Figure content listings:
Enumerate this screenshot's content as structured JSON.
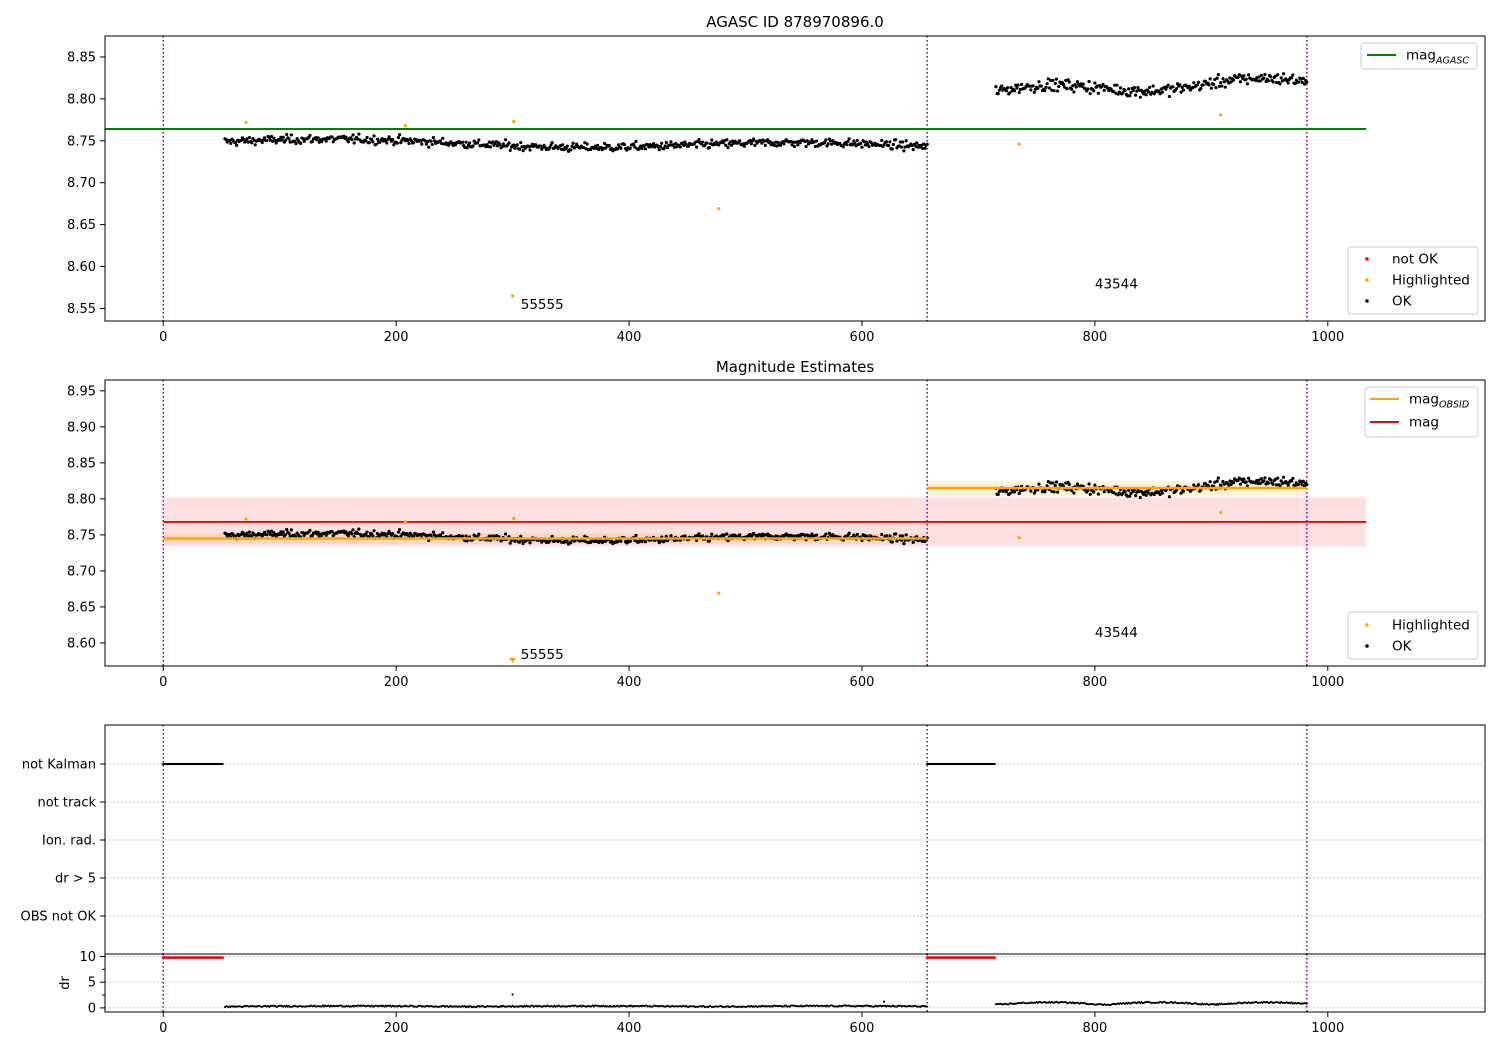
{
  "figure": {
    "panels": [
      {
        "id": "top",
        "title": "AGASC ID 878970896.0",
        "xlim": [
          -50,
          1135
        ],
        "ylim": [
          8.535,
          8.875
        ],
        "xticks": [
          0,
          200,
          400,
          600,
          800,
          1000
        ],
        "yticks": [
          8.55,
          8.6,
          8.65,
          8.7,
          8.75,
          8.8,
          8.85
        ],
        "ytick_labels": [
          "8.55",
          "8.60",
          "8.65",
          "8.70",
          "8.75",
          "8.80",
          "8.85"
        ],
        "legend_lines": [
          {
            "label": "mag",
            "subscript": "AGASC",
            "color": "#008000"
          }
        ],
        "legend_markers": [
          {
            "label": "not OK",
            "color": "#ff0000"
          },
          {
            "label": "Highlighted",
            "color": "#ffa500"
          },
          {
            "label": "OK",
            "color": "#000000"
          }
        ],
        "annotations": [
          {
            "text": "55555",
            "x": 307,
            "y": 8.555
          },
          {
            "text": "43544",
            "x": 800,
            "y": 8.58
          }
        ]
      },
      {
        "id": "middle",
        "title": "Magnitude Estimates",
        "xlim": [
          -50,
          1135
        ],
        "ylim": [
          8.568,
          8.965
        ],
        "xticks": [
          0,
          200,
          400,
          600,
          800,
          1000
        ],
        "yticks": [
          8.6,
          8.65,
          8.7,
          8.75,
          8.8,
          8.85,
          8.9,
          8.95
        ],
        "ytick_labels": [
          "8.60",
          "8.65",
          "8.70",
          "8.75",
          "8.80",
          "8.85",
          "8.90",
          "8.95"
        ],
        "legend_lines": [
          {
            "label": "mag",
            "subscript": "OBSID",
            "color": "#ffa500"
          },
          {
            "label": "mag",
            "subscript": "",
            "color": "#ff0000"
          }
        ],
        "legend_markers": [
          {
            "label": "Highlighted",
            "color": "#ffa500"
          },
          {
            "label": "OK",
            "color": "#000000"
          }
        ],
        "annotations": [
          {
            "text": "55555",
            "x": 307,
            "y": 8.585
          },
          {
            "text": "43544",
            "x": 800,
            "y": 8.615
          }
        ]
      },
      {
        "id": "flags",
        "xlim": [
          -50,
          1135
        ],
        "categories": [
          "not Kalman",
          "not track",
          "Ion. rad.",
          "dr > 5",
          "OBS not OK"
        ]
      },
      {
        "id": "dr",
        "ylabel": "dr",
        "xlim": [
          -50,
          1135
        ],
        "ylim": [
          -0.8,
          10.5
        ],
        "xticks": [
          0,
          200,
          400,
          600,
          800,
          1000
        ],
        "yticks": [
          0,
          5,
          10
        ],
        "ytick_labels": [
          "0",
          "5",
          "10"
        ]
      }
    ]
  },
  "chart_data": {
    "type": "scatter",
    "x_unit": "sample index",
    "obsid_boundaries": [
      0,
      656,
      982
    ],
    "mag_agasc": 8.764,
    "mag_overall": {
      "value": 8.768,
      "band": [
        8.734,
        8.802
      ],
      "x_range": [
        0,
        1033
      ]
    },
    "mag_obsid": [
      {
        "obsid": "55555",
        "x_range": [
          0,
          656
        ],
        "value": 8.745,
        "band": [
          8.738,
          8.752
        ]
      },
      {
        "obsid": "43544",
        "x_range": [
          656,
          982
        ],
        "value": 8.815,
        "band": [
          8.805,
          8.825
        ]
      }
    ],
    "highlighted_points": [
      {
        "x": 71,
        "y": 8.772
      },
      {
        "x": 208,
        "y": 8.768
      },
      {
        "x": 301,
        "y": 8.773
      },
      {
        "x": 300,
        "y": 8.565
      },
      {
        "x": 477,
        "y": 8.669
      },
      {
        "x": 735,
        "y": 8.746
      },
      {
        "x": 908,
        "y": 8.781
      }
    ],
    "ok_series": [
      {
        "x_start": 53,
        "x_end": 656,
        "mean": 8.746,
        "trend": -0.006,
        "scatter": 0.0065
      },
      {
        "x_start": 715,
        "x_end": 982,
        "mean": 8.815,
        "trend": 0.012,
        "scatter": 0.009
      }
    ],
    "flags": {
      "not Kalman": [
        [
          0,
          51
        ],
        [
          656,
          714
        ]
      ],
      "not track": [],
      "Ion. rad.": [],
      "dr > 5": [],
      "OBS not OK": []
    },
    "dr_series": {
      "flagged_value": 9.8,
      "flagged_ranges": [
        [
          0,
          51
        ],
        [
          656,
          714
        ]
      ],
      "ok_ranges": [
        {
          "x_start": 53,
          "x_end": 656,
          "level": 0.2
        },
        {
          "x_start": 715,
          "x_end": 982,
          "level": 0.8
        }
      ],
      "outliers": [
        {
          "x": 300,
          "y": 2.6
        },
        {
          "x": 619,
          "y": 1.2
        }
      ]
    }
  }
}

▶ [What is needed]: All records should be output exactly, with the pictures left out.

▶ [Task output]:
Enumerate this screenshot's content as structured JSON.
{
  "figure": {
    "panels": [
      {
        "id": "top",
        "title": "AGASC ID 878970896.0",
        "xlim": [
          -50,
          1135
        ],
        "ylim": [
          8.535,
          8.875
        ],
        "xticks": [
          0,
          200,
          400,
          600,
          800,
          1000
        ],
        "yticks": [
          8.55,
          8.6,
          8.65,
          8.7,
          8.75,
          8.8,
          8.85
        ],
        "ytick_labels": [
          "8.55",
          "8.60",
          "8.65",
          "8.70",
          "8.75",
          "8.80",
          "8.85"
        ],
        "legend_lines": [
          {
            "label": "mag",
            "subscript": "AGASC",
            "color": "#008000"
          }
        ],
        "legend_markers": [
          {
            "label": "not OK",
            "color": "#ff0000"
          },
          {
            "label": "Highlighted",
            "color": "#ffa500"
          },
          {
            "label": "OK",
            "color": "#000000"
          }
        ],
        "annotations": [
          {
            "text": "55555",
            "x": 307,
            "y": 8.555
          },
          {
            "text": "43544",
            "x": 800,
            "y": 8.58
          }
        ]
      },
      {
        "id": "middle",
        "title": "Magnitude Estimates",
        "xlim": [
          -50,
          1135
        ],
        "ylim": [
          8.568,
          8.965
        ],
        "xticks": [
          0,
          200,
          400,
          600,
          800,
          1000
        ],
        "yticks": [
          8.6,
          8.65,
          8.7,
          8.75,
          8.8,
          8.85,
          8.9,
          8.95
        ],
        "ytick_labels": [
          "8.60",
          "8.65",
          "8.70",
          "8.75",
          "8.80",
          "8.85",
          "8.90",
          "8.95"
        ],
        "legend_lines": [
          {
            "label": "mag",
            "subscript": "OBSID",
            "color": "#ffa500"
          },
          {
            "label": "mag",
            "subscript": "",
            "color": "#ff0000"
          }
        ],
        "legend_markers": [
          {
            "label": "Highlighted",
            "color": "#ffa500"
          },
          {
            "label": "OK",
            "color": "#000000"
          }
        ],
        "annotations": [
          {
            "text": "55555",
            "x": 307,
            "y": 8.585
          },
          {
            "text": "43544",
            "x": 800,
            "y": 8.615
          }
        ]
      },
      {
        "id": "flags",
        "xlim": [
          -50,
          1135
        ],
        "categories": [
          "not Kalman",
          "not track",
          "Ion. rad.",
          "dr > 5",
          "OBS not OK"
        ]
      },
      {
        "id": "dr",
        "ylabel": "dr",
        "xlim": [
          -50,
          1135
        ],
        "ylim": [
          -0.8,
          10.5
        ],
        "xticks": [
          0,
          200,
          400,
          600,
          800,
          1000
        ],
        "yticks": [
          0,
          5,
          10
        ],
        "ytick_labels": [
          "0",
          "5",
          "10"
        ]
      }
    ]
  },
  "chart_data": {
    "type": "scatter",
    "x_unit": "sample index",
    "obsid_boundaries": [
      0,
      656,
      982
    ],
    "mag_agasc": 8.764,
    "mag_overall": {
      "value": 8.768,
      "band": [
        8.734,
        8.802
      ],
      "x_range": [
        0,
        1033
      ]
    },
    "mag_obsid": [
      {
        "obsid": "55555",
        "x_range": [
          0,
          656
        ],
        "value": 8.745,
        "band": [
          8.738,
          8.752
        ]
      },
      {
        "obsid": "43544",
        "x_range": [
          656,
          982
        ],
        "value": 8.815,
        "band": [
          8.805,
          8.825
        ]
      }
    ],
    "highlighted_points": [
      {
        "x": 71,
        "y": 8.772
      },
      {
        "x": 208,
        "y": 8.768
      },
      {
        "x": 301,
        "y": 8.773
      },
      {
        "x": 300,
        "y": 8.565
      },
      {
        "x": 477,
        "y": 8.669
      },
      {
        "x": 735,
        "y": 8.746
      },
      {
        "x": 908,
        "y": 8.781
      }
    ],
    "ok_series": [
      {
        "x_start": 53,
        "x_end": 656,
        "mean": 8.746,
        "trend": -0.006,
        "scatter": 0.0065
      },
      {
        "x_start": 715,
        "x_end": 982,
        "mean": 8.815,
        "trend": 0.012,
        "scatter": 0.009
      }
    ],
    "flags": {
      "not Kalman": [
        [
          0,
          51
        ],
        [
          656,
          714
        ]
      ],
      "not track": [],
      "Ion. rad.": [],
      "dr > 5": [],
      "OBS not OK": []
    },
    "dr_series": {
      "flagged_value": 9.8,
      "flagged_ranges": [
        [
          0,
          51
        ],
        [
          656,
          714
        ]
      ],
      "ok_ranges": [
        {
          "x_start": 53,
          "x_end": 656,
          "level": 0.2
        },
        {
          "x_start": 715,
          "x_end": 982,
          "level": 0.8
        }
      ],
      "outliers": [
        {
          "x": 300,
          "y": 2.6
        },
        {
          "x": 619,
          "y": 1.2
        }
      ]
    }
  }
}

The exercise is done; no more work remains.